Exercise details: Look through the lines below and extract each one that contains "change".

Dataset:
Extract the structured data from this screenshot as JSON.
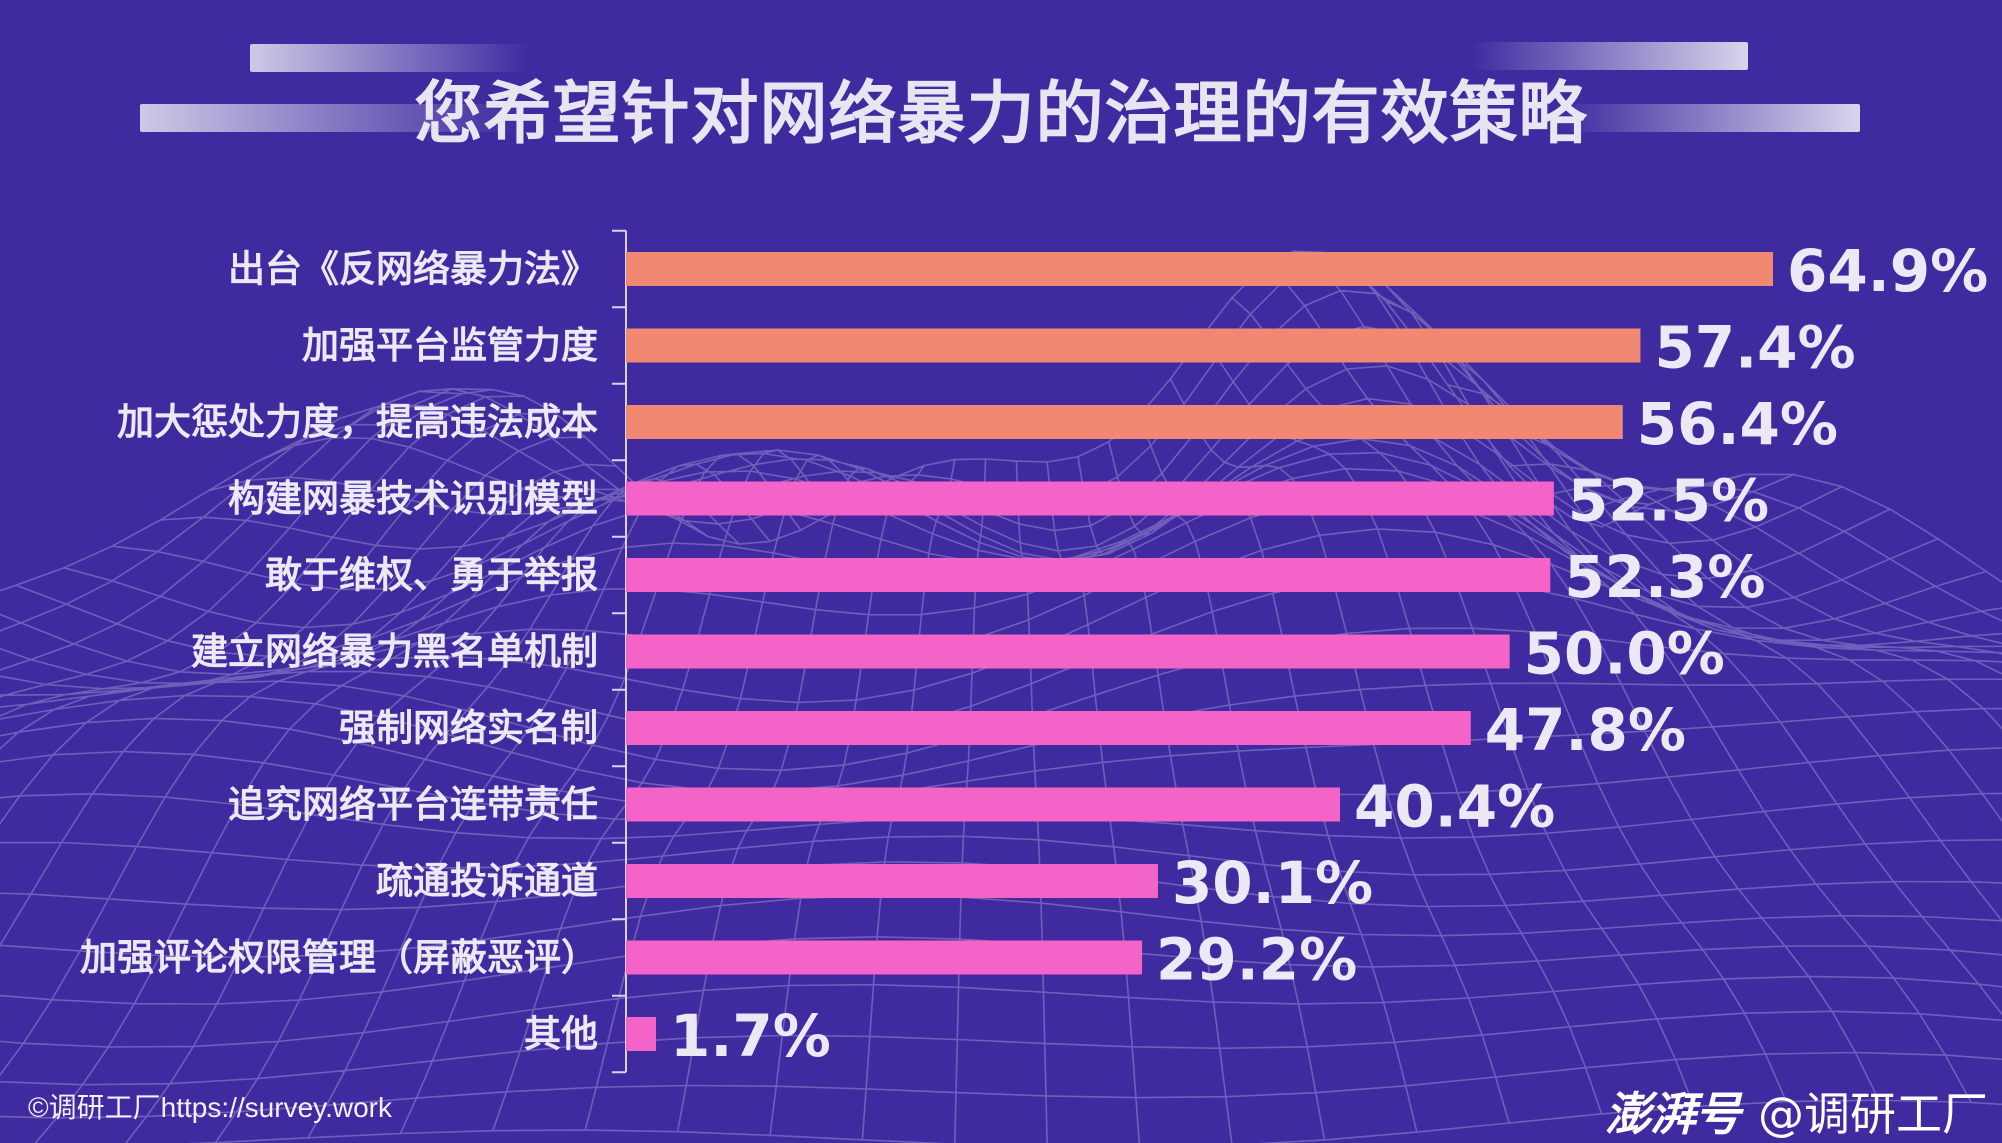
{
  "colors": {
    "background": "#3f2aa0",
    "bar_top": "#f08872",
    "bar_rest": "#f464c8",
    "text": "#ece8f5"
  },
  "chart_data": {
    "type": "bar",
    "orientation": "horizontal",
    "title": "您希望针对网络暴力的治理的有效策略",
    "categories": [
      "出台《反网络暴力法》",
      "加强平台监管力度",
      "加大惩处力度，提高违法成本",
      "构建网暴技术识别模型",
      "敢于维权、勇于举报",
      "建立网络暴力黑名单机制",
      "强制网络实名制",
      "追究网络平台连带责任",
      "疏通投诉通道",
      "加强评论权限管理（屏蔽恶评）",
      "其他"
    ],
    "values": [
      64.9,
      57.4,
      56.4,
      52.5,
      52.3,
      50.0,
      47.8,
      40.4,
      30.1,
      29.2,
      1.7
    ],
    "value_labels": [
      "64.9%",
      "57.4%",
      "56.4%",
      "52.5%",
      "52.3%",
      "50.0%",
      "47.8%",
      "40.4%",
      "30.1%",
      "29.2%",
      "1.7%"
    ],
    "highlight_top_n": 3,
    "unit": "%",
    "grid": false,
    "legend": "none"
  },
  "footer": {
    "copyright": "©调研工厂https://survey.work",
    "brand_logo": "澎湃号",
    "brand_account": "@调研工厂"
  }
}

* * *

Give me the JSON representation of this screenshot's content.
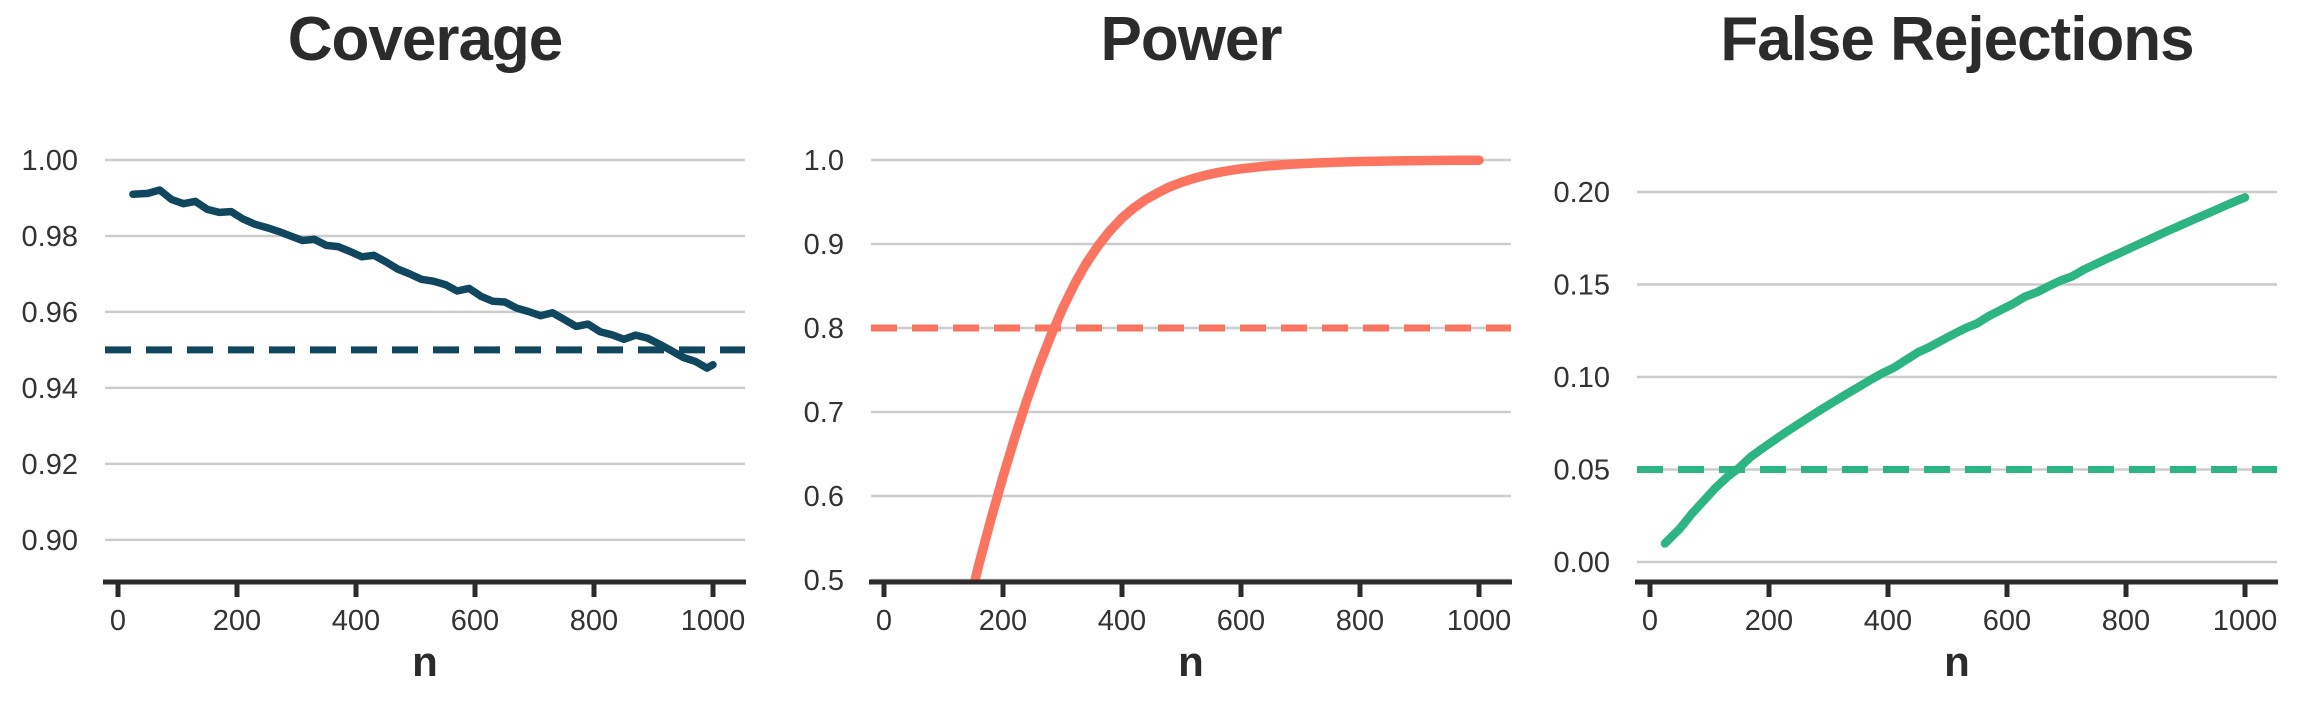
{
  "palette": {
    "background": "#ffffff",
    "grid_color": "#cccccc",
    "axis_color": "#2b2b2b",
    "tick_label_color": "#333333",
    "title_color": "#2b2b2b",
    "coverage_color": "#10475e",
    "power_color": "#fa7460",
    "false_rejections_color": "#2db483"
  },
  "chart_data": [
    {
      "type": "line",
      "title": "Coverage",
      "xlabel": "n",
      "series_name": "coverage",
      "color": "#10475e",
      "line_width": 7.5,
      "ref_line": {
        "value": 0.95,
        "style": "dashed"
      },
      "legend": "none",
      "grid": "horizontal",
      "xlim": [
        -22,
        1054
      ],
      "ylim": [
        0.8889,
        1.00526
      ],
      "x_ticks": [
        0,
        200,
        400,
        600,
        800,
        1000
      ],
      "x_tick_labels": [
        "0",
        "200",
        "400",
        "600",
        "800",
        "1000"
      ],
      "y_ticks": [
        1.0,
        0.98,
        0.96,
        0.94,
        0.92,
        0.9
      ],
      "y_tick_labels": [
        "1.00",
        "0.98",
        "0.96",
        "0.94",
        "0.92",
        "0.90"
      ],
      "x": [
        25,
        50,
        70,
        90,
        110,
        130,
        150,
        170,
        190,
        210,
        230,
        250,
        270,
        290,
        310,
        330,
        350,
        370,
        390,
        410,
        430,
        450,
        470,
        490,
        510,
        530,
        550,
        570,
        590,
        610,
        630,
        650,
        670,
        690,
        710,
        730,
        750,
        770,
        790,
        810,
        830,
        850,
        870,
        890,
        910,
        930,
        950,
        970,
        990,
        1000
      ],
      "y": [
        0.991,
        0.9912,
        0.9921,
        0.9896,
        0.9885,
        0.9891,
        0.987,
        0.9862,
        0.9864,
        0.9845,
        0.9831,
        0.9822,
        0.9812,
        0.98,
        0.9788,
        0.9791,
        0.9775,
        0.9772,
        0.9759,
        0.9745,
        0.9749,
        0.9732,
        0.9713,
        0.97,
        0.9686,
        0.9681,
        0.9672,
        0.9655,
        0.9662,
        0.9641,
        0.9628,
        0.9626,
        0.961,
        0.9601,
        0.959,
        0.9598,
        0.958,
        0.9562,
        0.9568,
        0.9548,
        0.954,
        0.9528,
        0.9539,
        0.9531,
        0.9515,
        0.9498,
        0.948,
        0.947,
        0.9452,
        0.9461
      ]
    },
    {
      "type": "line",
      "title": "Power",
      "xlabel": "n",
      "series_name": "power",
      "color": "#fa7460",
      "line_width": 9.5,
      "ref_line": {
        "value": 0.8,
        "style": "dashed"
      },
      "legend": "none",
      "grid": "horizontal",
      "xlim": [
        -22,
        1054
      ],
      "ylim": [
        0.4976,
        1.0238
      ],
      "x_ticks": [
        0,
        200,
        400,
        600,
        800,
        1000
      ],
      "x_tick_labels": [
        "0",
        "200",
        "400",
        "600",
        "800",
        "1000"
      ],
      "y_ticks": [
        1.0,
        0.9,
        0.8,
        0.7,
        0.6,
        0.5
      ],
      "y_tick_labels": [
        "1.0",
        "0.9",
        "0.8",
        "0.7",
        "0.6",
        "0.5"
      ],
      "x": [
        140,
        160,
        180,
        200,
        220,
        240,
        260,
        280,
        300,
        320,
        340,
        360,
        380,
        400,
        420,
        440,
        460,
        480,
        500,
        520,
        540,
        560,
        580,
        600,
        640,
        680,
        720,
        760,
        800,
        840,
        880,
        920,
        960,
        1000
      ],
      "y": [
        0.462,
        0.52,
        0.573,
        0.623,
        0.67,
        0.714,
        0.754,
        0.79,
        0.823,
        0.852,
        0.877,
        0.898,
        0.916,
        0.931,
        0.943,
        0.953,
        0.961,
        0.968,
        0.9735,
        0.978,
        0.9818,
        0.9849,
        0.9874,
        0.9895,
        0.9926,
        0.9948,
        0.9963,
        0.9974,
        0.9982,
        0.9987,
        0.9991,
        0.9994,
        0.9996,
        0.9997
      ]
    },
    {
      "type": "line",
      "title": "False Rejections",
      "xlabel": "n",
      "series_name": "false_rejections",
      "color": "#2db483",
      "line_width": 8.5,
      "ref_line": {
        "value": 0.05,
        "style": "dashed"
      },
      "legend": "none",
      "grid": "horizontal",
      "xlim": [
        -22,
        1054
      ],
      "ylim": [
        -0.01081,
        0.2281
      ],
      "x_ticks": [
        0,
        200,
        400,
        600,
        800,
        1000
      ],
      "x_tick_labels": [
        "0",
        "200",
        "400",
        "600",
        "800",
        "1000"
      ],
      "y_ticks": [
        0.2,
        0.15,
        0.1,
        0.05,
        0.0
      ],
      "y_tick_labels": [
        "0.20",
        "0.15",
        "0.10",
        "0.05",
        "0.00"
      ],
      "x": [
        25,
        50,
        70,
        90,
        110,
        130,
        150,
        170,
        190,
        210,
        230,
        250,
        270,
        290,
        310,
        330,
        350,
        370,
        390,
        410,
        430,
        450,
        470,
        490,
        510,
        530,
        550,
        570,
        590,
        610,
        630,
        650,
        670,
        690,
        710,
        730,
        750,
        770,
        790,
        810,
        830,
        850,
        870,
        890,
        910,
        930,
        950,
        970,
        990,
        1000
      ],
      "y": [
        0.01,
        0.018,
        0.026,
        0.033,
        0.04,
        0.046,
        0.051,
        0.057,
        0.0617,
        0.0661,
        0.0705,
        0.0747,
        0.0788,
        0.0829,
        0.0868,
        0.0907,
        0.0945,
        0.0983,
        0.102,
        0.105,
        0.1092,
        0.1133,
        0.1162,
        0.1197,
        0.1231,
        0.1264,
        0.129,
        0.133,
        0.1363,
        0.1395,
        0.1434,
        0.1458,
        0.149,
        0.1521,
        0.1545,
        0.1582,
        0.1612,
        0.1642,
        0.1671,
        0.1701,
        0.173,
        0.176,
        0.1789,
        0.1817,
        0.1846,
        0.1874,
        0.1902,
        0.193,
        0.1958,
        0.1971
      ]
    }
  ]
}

==

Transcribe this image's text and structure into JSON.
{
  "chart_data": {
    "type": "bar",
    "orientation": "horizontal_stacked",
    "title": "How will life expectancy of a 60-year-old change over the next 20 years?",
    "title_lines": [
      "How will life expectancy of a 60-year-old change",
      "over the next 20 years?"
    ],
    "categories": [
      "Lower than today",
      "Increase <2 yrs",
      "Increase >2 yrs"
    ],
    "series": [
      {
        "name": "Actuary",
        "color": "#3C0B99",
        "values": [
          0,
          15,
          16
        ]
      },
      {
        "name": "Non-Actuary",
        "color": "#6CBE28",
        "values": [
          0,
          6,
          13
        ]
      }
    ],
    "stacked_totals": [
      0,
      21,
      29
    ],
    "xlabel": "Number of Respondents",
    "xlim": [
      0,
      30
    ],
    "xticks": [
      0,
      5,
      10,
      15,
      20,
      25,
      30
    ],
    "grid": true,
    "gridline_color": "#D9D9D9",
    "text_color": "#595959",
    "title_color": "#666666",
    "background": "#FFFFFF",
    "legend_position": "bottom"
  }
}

Finished exercise:
    "title": "How will life expectancy of a 60-year-old change over the next 20 years?",
      "How will life expectancy of a 60-year-old change",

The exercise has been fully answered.